Type every record exactly as it appears.

### SUPPLIED MATERIAL
-- start --

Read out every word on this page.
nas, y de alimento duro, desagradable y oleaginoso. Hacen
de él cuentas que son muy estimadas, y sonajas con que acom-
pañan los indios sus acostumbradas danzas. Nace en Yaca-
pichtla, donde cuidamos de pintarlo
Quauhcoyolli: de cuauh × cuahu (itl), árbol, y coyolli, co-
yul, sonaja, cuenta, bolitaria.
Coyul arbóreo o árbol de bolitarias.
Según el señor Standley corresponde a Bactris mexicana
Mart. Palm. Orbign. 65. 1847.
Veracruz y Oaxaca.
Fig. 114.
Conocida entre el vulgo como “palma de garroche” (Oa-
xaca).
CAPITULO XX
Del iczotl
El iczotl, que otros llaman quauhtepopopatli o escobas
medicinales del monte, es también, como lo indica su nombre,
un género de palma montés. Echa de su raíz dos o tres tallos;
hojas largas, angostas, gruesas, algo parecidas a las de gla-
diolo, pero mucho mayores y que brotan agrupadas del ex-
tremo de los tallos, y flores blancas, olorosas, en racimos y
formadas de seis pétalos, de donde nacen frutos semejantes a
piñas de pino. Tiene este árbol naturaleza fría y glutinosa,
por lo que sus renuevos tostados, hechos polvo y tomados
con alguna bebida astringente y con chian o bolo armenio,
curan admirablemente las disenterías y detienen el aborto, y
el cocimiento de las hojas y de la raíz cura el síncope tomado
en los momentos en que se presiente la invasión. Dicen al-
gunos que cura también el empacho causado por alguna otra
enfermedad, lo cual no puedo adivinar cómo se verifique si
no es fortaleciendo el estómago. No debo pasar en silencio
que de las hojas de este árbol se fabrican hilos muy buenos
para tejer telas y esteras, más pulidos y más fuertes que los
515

-- end --

### FINISHED EXERCISE
Read out every word on this page.
nas, y de alimento duro, desagradable y oleaginoso. Hacen
de él cuentas que son muy estimadas, y sonajas con que acom-
pañan los indios sus acostumbradas danzas. Nace en Yaca-
pichtla, donde cuidamos de pintarlo
Quauhcoyolli: de cuauh × cuahu (itl), árbol, y coyolli, co-
yul, sonaja, cuenta, bolitaria.
Coyul arbóreo o árbol de bolitarias.
Según el señor Standley corresponde a Bactris mexicana
Mart. Palm. Orbign. 65. 1847.
Veracruz y Oaxaca.
Fig. 114.
Conocida entre el vulgo como “palma de garroche” (Oa-
xaca).
CAPITULO XX
Del iczotl
El iczotl, que otros llaman quauhtepopopatli o escobas
medicinales del monte, es también, como lo indica su nombre,
un género de palma montés. Echa de su raíz dos o tres tallos;
hojas largas, angostas, gruesas, algo parecidas a las de gla-
diolo, pero mucho mayores y que brotan agrupadas del ex-
tremo de los tallos, y flores blancas, olorosas, en racimos y
formadas de seis pétalos, de donde nacen frutos semejantes a
piñas de pino. Tiene este árbol naturaleza fría y glutinosa,
por lo que sus renuevos tostados, hechos polvo y tomados
con alguna bebida astringente y con chian o bolo armenio,
curan admirablemente las disenterías y detienen el aborto, y
el cocimiento de las hojas y de la raíz cura el síncope tomado
en los momentos en que se presiente la invasión. Dicen al-
gunos que cura también el empacho causado por alguna otra
enfermedad, lo cual no puedo adivinar cómo se verifique si
no es fortaleciendo el estómago. No debo pasar en silencio
que de las hojas de este árbol se fabrican hilos muy buenos
para tejer telas y esteras, más pulidos y más fuertes que los
515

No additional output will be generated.